_TASK STATEMENT_: Set down the full listing exactly as given. Any pictures are to be left out.
── INPUT DATA ──
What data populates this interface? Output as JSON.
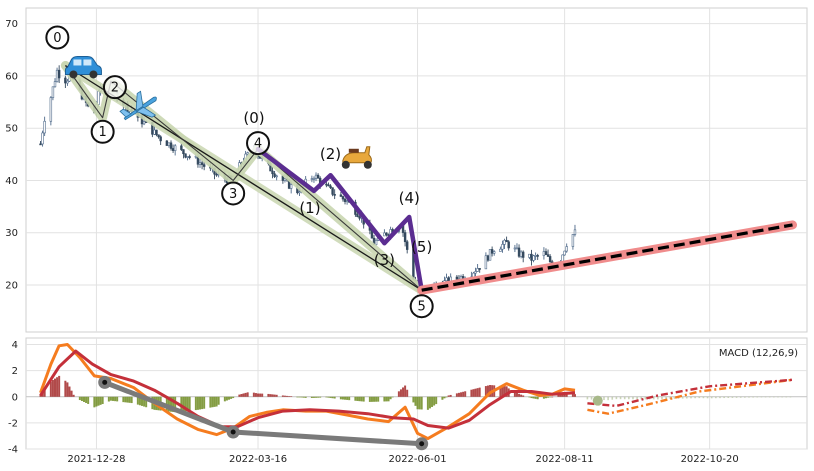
{
  "chart_data": [
    {
      "type": "candlestick",
      "panel": "price",
      "ylim": [
        11,
        73
      ],
      "yticks": [
        20,
        30,
        40,
        50,
        60,
        70
      ],
      "grid": true,
      "xlim": [
        "2021-11-24",
        "2022-12-06"
      ],
      "xticks": [
        "2021-12-28",
        "2022-03-16",
        "2022-06-01",
        "2022-08-11",
        "2022-10-20"
      ],
      "price_path": [
        [
          "2021-12-01",
          47
        ],
        [
          "2021-12-03",
          52
        ],
        [
          "2021-12-06",
          56
        ],
        [
          "2021-12-09",
          61
        ],
        [
          "2021-12-12",
          59
        ],
        [
          "2021-12-16",
          60
        ],
        [
          "2021-12-20",
          57
        ],
        [
          "2021-12-24",
          54
        ],
        [
          "2021-12-27",
          53
        ],
        [
          "2021-12-30",
          58
        ],
        [
          "2022-01-05",
          57
        ],
        [
          "2022-01-12",
          54
        ],
        [
          "2022-01-20",
          51
        ],
        [
          "2022-01-28",
          48
        ],
        [
          "2022-02-05",
          46
        ],
        [
          "2022-02-14",
          44
        ],
        [
          "2022-02-24",
          41
        ],
        [
          "2022-03-03",
          40
        ],
        [
          "2022-03-09",
          44
        ],
        [
          "2022-03-14",
          46
        ],
        [
          "2022-03-20",
          43
        ],
        [
          "2022-03-28",
          40
        ],
        [
          "2022-04-04",
          38
        ],
        [
          "2022-04-12",
          41
        ],
        [
          "2022-04-20",
          38
        ],
        [
          "2022-04-28",
          36
        ],
        [
          "2022-05-05",
          33
        ],
        [
          "2022-05-11",
          28
        ],
        [
          "2022-05-17",
          30
        ],
        [
          "2022-05-24",
          32
        ],
        [
          "2022-05-30",
          21
        ],
        [
          "2022-06-03",
          19
        ],
        [
          "2022-06-10",
          20
        ],
        [
          "2022-06-18",
          21
        ],
        [
          "2022-06-26",
          22
        ],
        [
          "2022-07-02",
          24
        ],
        [
          "2022-07-08",
          27
        ],
        [
          "2022-07-14",
          28
        ],
        [
          "2022-07-20",
          26
        ],
        [
          "2022-07-26",
          25
        ],
        [
          "2022-08-01",
          26
        ],
        [
          "2022-08-05",
          24
        ],
        [
          "2022-08-09",
          25
        ],
        [
          "2022-08-13",
          29
        ],
        [
          "2022-08-16",
          30
        ]
      ],
      "wave_primary": {
        "labels": [
          "0",
          "1",
          "2",
          "3",
          "4",
          "5"
        ],
        "points": [
          [
            "2021-12-13",
            62
          ],
          [
            "2021-12-31",
            52
          ],
          [
            "2022-01-04",
            59
          ],
          [
            "2022-03-04",
            40
          ],
          [
            "2022-03-16",
            46
          ],
          [
            "2022-06-03",
            19
          ]
        ]
      },
      "wave_secondary": {
        "labels": [
          "(0)",
          "(1)",
          "(2)",
          "(3)",
          "(4)",
          "(5)"
        ],
        "points": [
          [
            "2022-03-16",
            46
          ],
          [
            "2022-04-12",
            38
          ],
          [
            "2022-04-20",
            41
          ],
          [
            "2022-05-16",
            28
          ],
          [
            "2022-05-28",
            33
          ],
          [
            "2022-06-03",
            19
          ]
        ]
      },
      "trend_lines": [
        {
          "kind": "support",
          "points": [
            [
              "2021-12-13",
              62
            ],
            [
              "2022-06-03",
              19
            ]
          ]
        },
        {
          "kind": "projection",
          "points": [
            [
              "2022-06-03",
              19
            ],
            [
              "2022-11-29",
              31.5
            ]
          ]
        }
      ],
      "icons": [
        "car-icon",
        "airplane-icon",
        "scooter-icon"
      ]
    },
    {
      "type": "bar+line",
      "panel": "macd",
      "legend": "MACD (12,26,9)",
      "ylim": [
        -4,
        4.5
      ],
      "yticks": [
        -4,
        -2,
        0,
        2,
        4
      ],
      "macd": [
        [
          "2021-12-01",
          0.3
        ],
        [
          "2021-12-06",
          2.5
        ],
        [
          "2021-12-10",
          3.9
        ],
        [
          "2021-12-14",
          4.0
        ],
        [
          "2021-12-20",
          3.0
        ],
        [
          "2021-12-27",
          1.6
        ],
        [
          "2022-01-04",
          1.4
        ],
        [
          "2022-01-15",
          0.7
        ],
        [
          "2022-01-25",
          -0.5
        ],
        [
          "2022-02-05",
          -1.7
        ],
        [
          "2022-02-15",
          -2.5
        ],
        [
          "2022-02-24",
          -2.9
        ],
        [
          "2022-03-04",
          -2.4
        ],
        [
          "2022-03-12",
          -1.5
        ],
        [
          "2022-03-20",
          -1.2
        ],
        [
          "2022-03-28",
          -1.0
        ],
        [
          "2022-04-08",
          -1.1
        ],
        [
          "2022-04-18",
          -1.1
        ],
        [
          "2022-04-28",
          -1.4
        ],
        [
          "2022-05-08",
          -1.7
        ],
        [
          "2022-05-18",
          -1.9
        ],
        [
          "2022-05-26",
          -0.8
        ],
        [
          "2022-06-01",
          -2.8
        ],
        [
          "2022-06-06",
          -3.2
        ],
        [
          "2022-06-16",
          -2.3
        ],
        [
          "2022-06-26",
          -1.3
        ],
        [
          "2022-07-06",
          0.3
        ],
        [
          "2022-07-14",
          1.0
        ],
        [
          "2022-07-22",
          0.5
        ],
        [
          "2022-07-30",
          0.1
        ],
        [
          "2022-08-05",
          0.2
        ],
        [
          "2022-08-11",
          0.6
        ],
        [
          "2022-08-16",
          0.5
        ]
      ],
      "signal": [
        [
          "2021-12-01",
          0.1
        ],
        [
          "2021-12-10",
          2.3
        ],
        [
          "2021-12-18",
          3.5
        ],
        [
          "2021-12-26",
          2.5
        ],
        [
          "2022-01-04",
          1.7
        ],
        [
          "2022-01-15",
          1.2
        ],
        [
          "2022-01-25",
          0.5
        ],
        [
          "2022-02-05",
          -0.5
        ],
        [
          "2022-02-15",
          -1.5
        ],
        [
          "2022-02-26",
          -2.3
        ],
        [
          "2022-03-06",
          -2.3
        ],
        [
          "2022-03-16",
          -1.6
        ],
        [
          "2022-03-28",
          -1.1
        ],
        [
          "2022-04-10",
          -1.0
        ],
        [
          "2022-04-24",
          -1.1
        ],
        [
          "2022-05-08",
          -1.3
        ],
        [
          "2022-05-20",
          -1.6
        ],
        [
          "2022-05-30",
          -1.7
        ],
        [
          "2022-06-06",
          -2.2
        ],
        [
          "2022-06-16",
          -2.4
        ],
        [
          "2022-06-26",
          -1.8
        ],
        [
          "2022-07-06",
          -0.6
        ],
        [
          "2022-07-16",
          0.4
        ],
        [
          "2022-07-26",
          0.4
        ],
        [
          "2022-08-05",
          0.2
        ],
        [
          "2022-08-16",
          0.3
        ]
      ],
      "projection_macd": [
        [
          "2022-08-22",
          -1.0
        ],
        [
          "2022-09-01",
          -1.3
        ],
        [
          "2022-09-20",
          -0.6
        ],
        [
          "2022-10-15",
          0.4
        ],
        [
          "2022-11-29",
          1.3
        ]
      ],
      "projection_signal": [
        [
          "2022-08-22",
          -0.5
        ],
        [
          "2022-09-05",
          -0.7
        ],
        [
          "2022-09-25",
          0.1
        ],
        [
          "2022-10-20",
          0.8
        ],
        [
          "2022-11-29",
          1.3
        ]
      ],
      "divergence": [
        [
          "2022-01-01",
          1.1
        ],
        [
          "2022-03-04",
          -2.7
        ],
        [
          "2022-06-03",
          -3.6
        ]
      ]
    }
  ]
}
───
_OUTPUT BELOW_:
What data populates this interface? Output as JSON.
{
  "chart_data": [
    {
      "type": "candlestick",
      "panel": "price",
      "ylim": [
        11,
        73
      ],
      "yticks": [
        20,
        30,
        40,
        50,
        60,
        70
      ],
      "grid": true,
      "xlim": [
        "2021-11-24",
        "2022-12-06"
      ],
      "xticks": [
        "2021-12-28",
        "2022-03-16",
        "2022-06-01",
        "2022-08-11",
        "2022-10-20"
      ],
      "price_path": [
        [
          "2021-12-01",
          47
        ],
        [
          "2021-12-03",
          52
        ],
        [
          "2021-12-06",
          56
        ],
        [
          "2021-12-09",
          61
        ],
        [
          "2021-12-12",
          59
        ],
        [
          "2021-12-16",
          60
        ],
        [
          "2021-12-20",
          57
        ],
        [
          "2021-12-24",
          54
        ],
        [
          "2021-12-27",
          53
        ],
        [
          "2021-12-30",
          58
        ],
        [
          "2022-01-05",
          57
        ],
        [
          "2022-01-12",
          54
        ],
        [
          "2022-01-20",
          51
        ],
        [
          "2022-01-28",
          48
        ],
        [
          "2022-02-05",
          46
        ],
        [
          "2022-02-14",
          44
        ],
        [
          "2022-02-24",
          41
        ],
        [
          "2022-03-03",
          40
        ],
        [
          "2022-03-09",
          44
        ],
        [
          "2022-03-14",
          46
        ],
        [
          "2022-03-20",
          43
        ],
        [
          "2022-03-28",
          40
        ],
        [
          "2022-04-04",
          38
        ],
        [
          "2022-04-12",
          41
        ],
        [
          "2022-04-20",
          38
        ],
        [
          "2022-04-28",
          36
        ],
        [
          "2022-05-05",
          33
        ],
        [
          "2022-05-11",
          28
        ],
        [
          "2022-05-17",
          30
        ],
        [
          "2022-05-24",
          32
        ],
        [
          "2022-05-30",
          21
        ],
        [
          "2022-06-03",
          19
        ],
        [
          "2022-06-10",
          20
        ],
        [
          "2022-06-18",
          21
        ],
        [
          "2022-06-26",
          22
        ],
        [
          "2022-07-02",
          24
        ],
        [
          "2022-07-08",
          27
        ],
        [
          "2022-07-14",
          28
        ],
        [
          "2022-07-20",
          26
        ],
        [
          "2022-07-26",
          25
        ],
        [
          "2022-08-01",
          26
        ],
        [
          "2022-08-05",
          24
        ],
        [
          "2022-08-09",
          25
        ],
        [
          "2022-08-13",
          29
        ],
        [
          "2022-08-16",
          30
        ]
      ],
      "wave_primary": {
        "labels": [
          "0",
          "1",
          "2",
          "3",
          "4",
          "5"
        ],
        "points": [
          [
            "2021-12-13",
            62
          ],
          [
            "2021-12-31",
            52
          ],
          [
            "2022-01-04",
            59
          ],
          [
            "2022-03-04",
            40
          ],
          [
            "2022-03-16",
            46
          ],
          [
            "2022-06-03",
            19
          ]
        ]
      },
      "wave_secondary": {
        "labels": [
          "(0)",
          "(1)",
          "(2)",
          "(3)",
          "(4)",
          "(5)"
        ],
        "points": [
          [
            "2022-03-16",
            46
          ],
          [
            "2022-04-12",
            38
          ],
          [
            "2022-04-20",
            41
          ],
          [
            "2022-05-16",
            28
          ],
          [
            "2022-05-28",
            33
          ],
          [
            "2022-06-03",
            19
          ]
        ]
      },
      "trend_lines": [
        {
          "kind": "support",
          "points": [
            [
              "2021-12-13",
              62
            ],
            [
              "2022-06-03",
              19
            ]
          ]
        },
        {
          "kind": "projection",
          "points": [
            [
              "2022-06-03",
              19
            ],
            [
              "2022-11-29",
              31.5
            ]
          ]
        }
      ],
      "icons": [
        "car-icon",
        "airplane-icon",
        "scooter-icon"
      ]
    },
    {
      "type": "bar+line",
      "panel": "macd",
      "legend": "MACD (12,26,9)",
      "ylim": [
        -4,
        4.5
      ],
      "yticks": [
        -4,
        -2,
        0,
        2,
        4
      ],
      "macd": [
        [
          "2021-12-01",
          0.3
        ],
        [
          "2021-12-06",
          2.5
        ],
        [
          "2021-12-10",
          3.9
        ],
        [
          "2021-12-14",
          4.0
        ],
        [
          "2021-12-20",
          3.0
        ],
        [
          "2021-12-27",
          1.6
        ],
        [
          "2022-01-04",
          1.4
        ],
        [
          "2022-01-15",
          0.7
        ],
        [
          "2022-01-25",
          -0.5
        ],
        [
          "2022-02-05",
          -1.7
        ],
        [
          "2022-02-15",
          -2.5
        ],
        [
          "2022-02-24",
          -2.9
        ],
        [
          "2022-03-04",
          -2.4
        ],
        [
          "2022-03-12",
          -1.5
        ],
        [
          "2022-03-20",
          -1.2
        ],
        [
          "2022-03-28",
          -1.0
        ],
        [
          "2022-04-08",
          -1.1
        ],
        [
          "2022-04-18",
          -1.1
        ],
        [
          "2022-04-28",
          -1.4
        ],
        [
          "2022-05-08",
          -1.7
        ],
        [
          "2022-05-18",
          -1.9
        ],
        [
          "2022-05-26",
          -0.8
        ],
        [
          "2022-06-01",
          -2.8
        ],
        [
          "2022-06-06",
          -3.2
        ],
        [
          "2022-06-16",
          -2.3
        ],
        [
          "2022-06-26",
          -1.3
        ],
        [
          "2022-07-06",
          0.3
        ],
        [
          "2022-07-14",
          1.0
        ],
        [
          "2022-07-22",
          0.5
        ],
        [
          "2022-07-30",
          0.1
        ],
        [
          "2022-08-05",
          0.2
        ],
        [
          "2022-08-11",
          0.6
        ],
        [
          "2022-08-16",
          0.5
        ]
      ],
      "signal": [
        [
          "2021-12-01",
          0.1
        ],
        [
          "2021-12-10",
          2.3
        ],
        [
          "2021-12-18",
          3.5
        ],
        [
          "2021-12-26",
          2.5
        ],
        [
          "2022-01-04",
          1.7
        ],
        [
          "2022-01-15",
          1.2
        ],
        [
          "2022-01-25",
          0.5
        ],
        [
          "2022-02-05",
          -0.5
        ],
        [
          "2022-02-15",
          -1.5
        ],
        [
          "2022-02-26",
          -2.3
        ],
        [
          "2022-03-06",
          -2.3
        ],
        [
          "2022-03-16",
          -1.6
        ],
        [
          "2022-03-28",
          -1.1
        ],
        [
          "2022-04-10",
          -1.0
        ],
        [
          "2022-04-24",
          -1.1
        ],
        [
          "2022-05-08",
          -1.3
        ],
        [
          "2022-05-20",
          -1.6
        ],
        [
          "2022-05-30",
          -1.7
        ],
        [
          "2022-06-06",
          -2.2
        ],
        [
          "2022-06-16",
          -2.4
        ],
        [
          "2022-06-26",
          -1.8
        ],
        [
          "2022-07-06",
          -0.6
        ],
        [
          "2022-07-16",
          0.4
        ],
        [
          "2022-07-26",
          0.4
        ],
        [
          "2022-08-05",
          0.2
        ],
        [
          "2022-08-16",
          0.3
        ]
      ],
      "projection_macd": [
        [
          "2022-08-22",
          -1.0
        ],
        [
          "2022-09-01",
          -1.3
        ],
        [
          "2022-09-20",
          -0.6
        ],
        [
          "2022-10-15",
          0.4
        ],
        [
          "2022-11-29",
          1.3
        ]
      ],
      "projection_signal": [
        [
          "2022-08-22",
          -0.5
        ],
        [
          "2022-09-05",
          -0.7
        ],
        [
          "2022-09-25",
          0.1
        ],
        [
          "2022-10-20",
          0.8
        ],
        [
          "2022-11-29",
          1.3
        ]
      ],
      "divergence": [
        [
          "2022-01-01",
          1.1
        ],
        [
          "2022-03-04",
          -2.7
        ],
        [
          "2022-06-03",
          -3.6
        ]
      ]
    }
  ]
}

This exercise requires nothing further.